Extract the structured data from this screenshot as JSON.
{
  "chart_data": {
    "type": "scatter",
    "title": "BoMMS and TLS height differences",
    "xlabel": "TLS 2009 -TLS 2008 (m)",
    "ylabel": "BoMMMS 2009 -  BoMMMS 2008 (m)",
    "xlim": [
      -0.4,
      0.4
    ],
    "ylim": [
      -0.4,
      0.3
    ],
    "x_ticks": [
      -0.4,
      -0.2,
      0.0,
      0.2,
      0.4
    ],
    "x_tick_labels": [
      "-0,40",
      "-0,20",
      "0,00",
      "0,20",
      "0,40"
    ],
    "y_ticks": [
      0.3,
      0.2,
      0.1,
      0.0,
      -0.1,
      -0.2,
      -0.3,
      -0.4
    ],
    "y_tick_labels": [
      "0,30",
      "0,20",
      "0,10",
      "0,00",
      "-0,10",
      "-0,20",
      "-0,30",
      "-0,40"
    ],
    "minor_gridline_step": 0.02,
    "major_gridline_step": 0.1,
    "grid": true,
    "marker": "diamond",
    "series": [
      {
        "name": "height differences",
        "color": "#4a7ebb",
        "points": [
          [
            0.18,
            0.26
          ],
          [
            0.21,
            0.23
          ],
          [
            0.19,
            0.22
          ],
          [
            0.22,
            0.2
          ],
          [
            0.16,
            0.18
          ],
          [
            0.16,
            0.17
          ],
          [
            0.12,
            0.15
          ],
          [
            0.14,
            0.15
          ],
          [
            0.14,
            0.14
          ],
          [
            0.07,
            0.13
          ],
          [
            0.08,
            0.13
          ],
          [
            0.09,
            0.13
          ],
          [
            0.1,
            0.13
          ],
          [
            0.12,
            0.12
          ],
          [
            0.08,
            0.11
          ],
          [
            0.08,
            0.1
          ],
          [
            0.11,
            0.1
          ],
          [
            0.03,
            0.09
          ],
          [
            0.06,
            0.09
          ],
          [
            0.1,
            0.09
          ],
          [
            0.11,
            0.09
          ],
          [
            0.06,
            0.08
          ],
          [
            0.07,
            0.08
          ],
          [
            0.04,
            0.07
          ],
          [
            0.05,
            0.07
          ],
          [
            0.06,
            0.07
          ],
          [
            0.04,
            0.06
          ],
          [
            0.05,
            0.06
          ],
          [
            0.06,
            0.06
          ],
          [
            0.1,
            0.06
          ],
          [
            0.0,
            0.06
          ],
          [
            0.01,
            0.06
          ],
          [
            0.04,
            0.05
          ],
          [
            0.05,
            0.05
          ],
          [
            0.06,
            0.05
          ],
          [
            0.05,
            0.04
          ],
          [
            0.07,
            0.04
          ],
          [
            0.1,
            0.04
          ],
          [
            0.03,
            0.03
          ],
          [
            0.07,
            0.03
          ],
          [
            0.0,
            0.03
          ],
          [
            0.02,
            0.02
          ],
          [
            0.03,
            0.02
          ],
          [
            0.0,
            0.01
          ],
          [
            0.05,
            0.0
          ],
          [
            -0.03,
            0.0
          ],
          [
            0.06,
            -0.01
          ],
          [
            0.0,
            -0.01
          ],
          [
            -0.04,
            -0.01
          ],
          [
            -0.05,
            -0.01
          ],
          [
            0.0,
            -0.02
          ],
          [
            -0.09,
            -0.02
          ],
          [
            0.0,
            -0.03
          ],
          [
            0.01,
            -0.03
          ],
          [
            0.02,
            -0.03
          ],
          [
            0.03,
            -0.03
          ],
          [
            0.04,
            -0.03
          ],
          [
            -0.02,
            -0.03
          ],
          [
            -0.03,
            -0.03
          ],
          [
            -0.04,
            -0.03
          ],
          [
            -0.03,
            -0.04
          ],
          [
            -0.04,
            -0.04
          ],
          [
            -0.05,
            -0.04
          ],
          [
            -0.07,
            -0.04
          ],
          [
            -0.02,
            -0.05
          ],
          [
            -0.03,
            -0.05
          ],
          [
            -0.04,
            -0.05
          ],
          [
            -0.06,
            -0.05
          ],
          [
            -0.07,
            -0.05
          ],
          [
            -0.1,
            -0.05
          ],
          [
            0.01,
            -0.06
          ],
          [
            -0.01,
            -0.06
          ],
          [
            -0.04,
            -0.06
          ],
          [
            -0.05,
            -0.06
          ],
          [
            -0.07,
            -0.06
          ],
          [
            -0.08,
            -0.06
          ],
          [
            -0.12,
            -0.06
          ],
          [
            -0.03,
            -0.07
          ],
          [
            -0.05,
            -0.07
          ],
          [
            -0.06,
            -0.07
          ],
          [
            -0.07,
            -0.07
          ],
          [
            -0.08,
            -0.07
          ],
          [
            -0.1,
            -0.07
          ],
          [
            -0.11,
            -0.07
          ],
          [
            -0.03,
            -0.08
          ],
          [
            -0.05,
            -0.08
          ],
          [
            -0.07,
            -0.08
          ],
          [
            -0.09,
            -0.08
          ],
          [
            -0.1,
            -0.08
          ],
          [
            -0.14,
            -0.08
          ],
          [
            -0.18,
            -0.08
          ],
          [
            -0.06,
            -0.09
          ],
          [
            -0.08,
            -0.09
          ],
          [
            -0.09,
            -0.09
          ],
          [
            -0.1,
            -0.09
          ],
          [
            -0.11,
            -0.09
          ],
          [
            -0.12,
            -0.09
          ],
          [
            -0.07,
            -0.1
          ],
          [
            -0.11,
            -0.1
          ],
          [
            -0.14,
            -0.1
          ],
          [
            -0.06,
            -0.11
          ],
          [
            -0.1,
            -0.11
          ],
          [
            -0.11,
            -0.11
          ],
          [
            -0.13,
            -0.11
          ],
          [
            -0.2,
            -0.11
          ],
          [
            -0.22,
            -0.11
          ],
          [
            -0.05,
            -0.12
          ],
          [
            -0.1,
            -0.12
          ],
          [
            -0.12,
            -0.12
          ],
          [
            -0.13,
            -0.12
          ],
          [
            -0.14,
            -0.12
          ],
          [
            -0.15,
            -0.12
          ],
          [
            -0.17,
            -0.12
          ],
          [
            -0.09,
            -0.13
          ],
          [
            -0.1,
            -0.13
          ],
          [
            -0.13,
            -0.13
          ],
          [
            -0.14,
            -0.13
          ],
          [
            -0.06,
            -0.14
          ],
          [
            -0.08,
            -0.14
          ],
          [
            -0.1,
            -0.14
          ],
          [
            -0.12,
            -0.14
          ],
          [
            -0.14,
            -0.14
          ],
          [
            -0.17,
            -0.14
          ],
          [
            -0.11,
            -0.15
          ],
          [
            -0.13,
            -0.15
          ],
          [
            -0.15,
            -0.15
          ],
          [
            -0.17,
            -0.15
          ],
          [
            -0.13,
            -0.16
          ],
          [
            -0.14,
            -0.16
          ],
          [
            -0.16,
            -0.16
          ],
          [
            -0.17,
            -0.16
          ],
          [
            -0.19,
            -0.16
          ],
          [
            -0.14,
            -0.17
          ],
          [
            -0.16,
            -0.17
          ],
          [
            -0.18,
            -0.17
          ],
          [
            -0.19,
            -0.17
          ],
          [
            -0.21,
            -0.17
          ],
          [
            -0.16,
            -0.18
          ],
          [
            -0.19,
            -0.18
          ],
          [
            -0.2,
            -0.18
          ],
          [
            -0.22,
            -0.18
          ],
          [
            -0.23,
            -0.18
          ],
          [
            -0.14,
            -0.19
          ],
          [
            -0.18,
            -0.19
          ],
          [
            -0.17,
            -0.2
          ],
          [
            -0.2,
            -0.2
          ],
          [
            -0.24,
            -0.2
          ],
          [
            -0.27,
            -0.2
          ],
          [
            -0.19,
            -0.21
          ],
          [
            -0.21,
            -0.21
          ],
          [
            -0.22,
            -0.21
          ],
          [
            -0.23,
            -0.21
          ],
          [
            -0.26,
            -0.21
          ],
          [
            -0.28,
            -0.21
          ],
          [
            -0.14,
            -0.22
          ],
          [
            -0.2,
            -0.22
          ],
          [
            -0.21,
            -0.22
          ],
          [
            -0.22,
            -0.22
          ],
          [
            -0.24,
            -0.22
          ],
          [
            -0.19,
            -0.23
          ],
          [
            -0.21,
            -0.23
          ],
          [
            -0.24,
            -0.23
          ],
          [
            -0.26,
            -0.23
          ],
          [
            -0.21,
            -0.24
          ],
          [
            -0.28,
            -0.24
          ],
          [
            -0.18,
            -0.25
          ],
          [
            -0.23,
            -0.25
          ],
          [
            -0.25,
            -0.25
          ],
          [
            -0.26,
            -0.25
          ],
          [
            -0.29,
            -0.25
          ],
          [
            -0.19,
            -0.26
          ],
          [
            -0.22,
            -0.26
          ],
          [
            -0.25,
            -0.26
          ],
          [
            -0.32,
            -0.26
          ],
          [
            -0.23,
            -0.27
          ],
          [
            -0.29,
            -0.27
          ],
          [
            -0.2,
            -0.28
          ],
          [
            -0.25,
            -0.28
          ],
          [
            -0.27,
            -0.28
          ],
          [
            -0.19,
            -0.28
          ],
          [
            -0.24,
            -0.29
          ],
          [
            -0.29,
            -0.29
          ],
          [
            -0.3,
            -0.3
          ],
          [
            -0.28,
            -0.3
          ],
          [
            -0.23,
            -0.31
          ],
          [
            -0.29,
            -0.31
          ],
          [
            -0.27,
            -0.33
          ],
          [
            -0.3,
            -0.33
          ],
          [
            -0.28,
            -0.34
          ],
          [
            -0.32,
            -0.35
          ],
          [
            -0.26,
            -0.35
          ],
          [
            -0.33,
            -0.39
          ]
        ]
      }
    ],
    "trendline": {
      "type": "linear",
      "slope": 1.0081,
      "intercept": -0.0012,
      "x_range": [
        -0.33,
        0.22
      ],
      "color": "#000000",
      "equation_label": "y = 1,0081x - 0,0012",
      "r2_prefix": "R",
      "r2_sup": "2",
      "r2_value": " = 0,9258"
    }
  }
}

**Aim**
Find and copy every line in the entries above where the string "differences" occurs.

**The result**
    "title": "BoMMS and TLS height differences",
        "name": "height differences",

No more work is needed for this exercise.